• **EXERCISE GOAL**: Copy the schema collision thread below between "Re: Schema collision" and "tables WHERE keyspace_name=?", inclusive, renaming "host" to "node" wherever it occurs.

• **SUPPLIED PASSAGE**:

Re: Schema collision results in multiple data directories per table

Jeff Jirsa Fri, 15 Oct 2021 15:52:08 -0700

Consistency doesnt matter for schema.

For every host: " select id from system_schema tables WHERE keyspace_name=?
and table_name=?" (
https://github.com/apache/cassandra/blob/cassandra-3.11/src/java/org/apache/cassandra/schema/SchemaKeyspace.java#L144
)


Then, compare that to the /path/to/data/keyspace/table-(id)/ on disk

If any of those dont match, you've got a problem waiting to bite you on
next restart.



On Fri, Oct 15, 2021 at 3:48 PM Tom Offermann <tofferm...@newrelic.com>
wrote:

> So, if I were to do `CONSISTENCY ALL; select *` from each of the
> system_schema tables, then on-disk and in-memory should be in sync?
>
> On Fri, Oct 15, 2021 at 3:38 PM Jeff Jirsa <jji...@gmail.com> wrote:
>
>> Heap dumps + filesystem inspection + SELECT from schema tables.
>>
>>
>> On Fri, Oct 15, 2021 at 3:28 PM Tom Offermann <tofferm...@newrelic.com>
>> wrote:
>>
>>> Interesting!
>>>
>>> Is there a way to determine if the on-disk schema and the in-memory
>>> schema are in sync? Is there a way to force them to sync? If so, would it
>>> help to force a sync before running an `ALTER KEYSPACE` schema change?

• **ENTRIES PROVIDED**:
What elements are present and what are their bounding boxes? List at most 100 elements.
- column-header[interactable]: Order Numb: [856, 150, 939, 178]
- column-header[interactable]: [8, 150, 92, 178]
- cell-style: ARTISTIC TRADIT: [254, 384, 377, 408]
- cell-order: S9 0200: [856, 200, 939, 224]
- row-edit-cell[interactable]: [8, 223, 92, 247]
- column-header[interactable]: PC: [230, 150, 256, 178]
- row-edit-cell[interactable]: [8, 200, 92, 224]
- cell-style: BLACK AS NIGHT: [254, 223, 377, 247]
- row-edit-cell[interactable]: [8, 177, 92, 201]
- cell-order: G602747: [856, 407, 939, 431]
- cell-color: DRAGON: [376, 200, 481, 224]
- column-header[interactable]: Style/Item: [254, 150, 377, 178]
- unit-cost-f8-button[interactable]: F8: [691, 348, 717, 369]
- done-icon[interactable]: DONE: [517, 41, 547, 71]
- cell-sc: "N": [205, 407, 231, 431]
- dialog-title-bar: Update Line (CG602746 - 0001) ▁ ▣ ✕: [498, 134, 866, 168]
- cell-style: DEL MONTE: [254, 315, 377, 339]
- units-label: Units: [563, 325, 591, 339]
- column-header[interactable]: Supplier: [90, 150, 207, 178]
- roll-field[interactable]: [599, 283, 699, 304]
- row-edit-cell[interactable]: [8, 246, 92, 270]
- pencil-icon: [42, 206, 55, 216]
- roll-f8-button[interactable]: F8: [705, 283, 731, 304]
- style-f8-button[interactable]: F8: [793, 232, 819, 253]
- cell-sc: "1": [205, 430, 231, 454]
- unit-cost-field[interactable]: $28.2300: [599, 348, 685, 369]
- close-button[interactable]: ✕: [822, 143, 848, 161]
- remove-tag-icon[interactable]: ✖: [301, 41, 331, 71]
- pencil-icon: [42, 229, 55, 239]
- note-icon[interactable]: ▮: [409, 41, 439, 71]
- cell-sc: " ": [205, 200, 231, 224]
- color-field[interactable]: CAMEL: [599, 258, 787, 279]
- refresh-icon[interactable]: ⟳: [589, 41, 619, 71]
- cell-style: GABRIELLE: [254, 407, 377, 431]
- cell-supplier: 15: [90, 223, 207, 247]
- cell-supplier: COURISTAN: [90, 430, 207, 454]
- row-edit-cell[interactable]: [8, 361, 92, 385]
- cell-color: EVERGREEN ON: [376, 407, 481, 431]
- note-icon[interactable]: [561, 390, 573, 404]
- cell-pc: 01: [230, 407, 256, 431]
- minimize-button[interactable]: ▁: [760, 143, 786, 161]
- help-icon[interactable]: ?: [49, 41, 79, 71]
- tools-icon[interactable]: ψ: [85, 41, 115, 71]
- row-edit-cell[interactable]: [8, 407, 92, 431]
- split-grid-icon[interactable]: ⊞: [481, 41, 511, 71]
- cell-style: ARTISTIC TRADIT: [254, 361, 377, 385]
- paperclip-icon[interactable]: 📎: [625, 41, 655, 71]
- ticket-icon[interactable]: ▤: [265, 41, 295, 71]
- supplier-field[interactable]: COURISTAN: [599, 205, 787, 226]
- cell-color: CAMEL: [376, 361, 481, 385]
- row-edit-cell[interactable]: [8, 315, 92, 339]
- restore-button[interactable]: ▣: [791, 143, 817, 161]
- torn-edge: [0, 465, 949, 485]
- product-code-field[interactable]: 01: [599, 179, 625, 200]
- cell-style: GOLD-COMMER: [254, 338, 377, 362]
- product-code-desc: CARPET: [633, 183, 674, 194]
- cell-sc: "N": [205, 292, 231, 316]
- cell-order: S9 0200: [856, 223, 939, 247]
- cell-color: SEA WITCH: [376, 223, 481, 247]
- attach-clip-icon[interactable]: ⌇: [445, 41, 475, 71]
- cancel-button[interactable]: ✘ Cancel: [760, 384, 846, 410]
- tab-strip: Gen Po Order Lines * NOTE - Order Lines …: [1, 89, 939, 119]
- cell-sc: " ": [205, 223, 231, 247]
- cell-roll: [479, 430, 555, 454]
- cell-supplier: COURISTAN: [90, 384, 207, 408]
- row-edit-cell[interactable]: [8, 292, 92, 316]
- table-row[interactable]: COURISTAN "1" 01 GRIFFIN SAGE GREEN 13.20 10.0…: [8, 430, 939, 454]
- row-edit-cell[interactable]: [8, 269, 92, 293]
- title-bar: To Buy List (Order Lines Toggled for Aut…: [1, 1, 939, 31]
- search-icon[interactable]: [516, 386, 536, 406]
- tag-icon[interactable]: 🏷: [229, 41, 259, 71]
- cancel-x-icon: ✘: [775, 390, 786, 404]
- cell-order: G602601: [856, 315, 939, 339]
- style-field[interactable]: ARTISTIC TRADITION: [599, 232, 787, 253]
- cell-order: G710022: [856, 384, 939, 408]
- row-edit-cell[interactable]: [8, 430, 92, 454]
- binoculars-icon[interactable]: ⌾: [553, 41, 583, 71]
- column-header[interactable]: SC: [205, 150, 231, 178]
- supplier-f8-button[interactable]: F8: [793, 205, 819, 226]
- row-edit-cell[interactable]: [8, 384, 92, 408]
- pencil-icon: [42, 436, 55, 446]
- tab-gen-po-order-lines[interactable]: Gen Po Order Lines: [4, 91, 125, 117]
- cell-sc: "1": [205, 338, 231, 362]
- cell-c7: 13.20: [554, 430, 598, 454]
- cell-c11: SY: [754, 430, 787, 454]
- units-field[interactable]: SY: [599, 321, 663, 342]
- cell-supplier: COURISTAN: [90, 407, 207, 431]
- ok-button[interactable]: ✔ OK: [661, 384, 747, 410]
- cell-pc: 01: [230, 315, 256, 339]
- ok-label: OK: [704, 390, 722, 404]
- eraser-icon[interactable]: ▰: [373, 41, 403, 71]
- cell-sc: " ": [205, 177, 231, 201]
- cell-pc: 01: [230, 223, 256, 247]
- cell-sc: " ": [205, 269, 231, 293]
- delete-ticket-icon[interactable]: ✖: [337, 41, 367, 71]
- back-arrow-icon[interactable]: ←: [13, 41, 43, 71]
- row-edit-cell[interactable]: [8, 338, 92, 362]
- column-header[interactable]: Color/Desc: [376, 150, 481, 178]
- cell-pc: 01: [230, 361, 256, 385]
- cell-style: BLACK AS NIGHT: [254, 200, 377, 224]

• **THE OUTPUT**:
Re: Schema collision results in multiple data directories per table

Jeff Jirsa Fri, 15 Oct 2021 15:52:08 -0700

Consistency doesnt matter for schema.

For every node: " select id from system_schema tables WHERE keyspace_name=?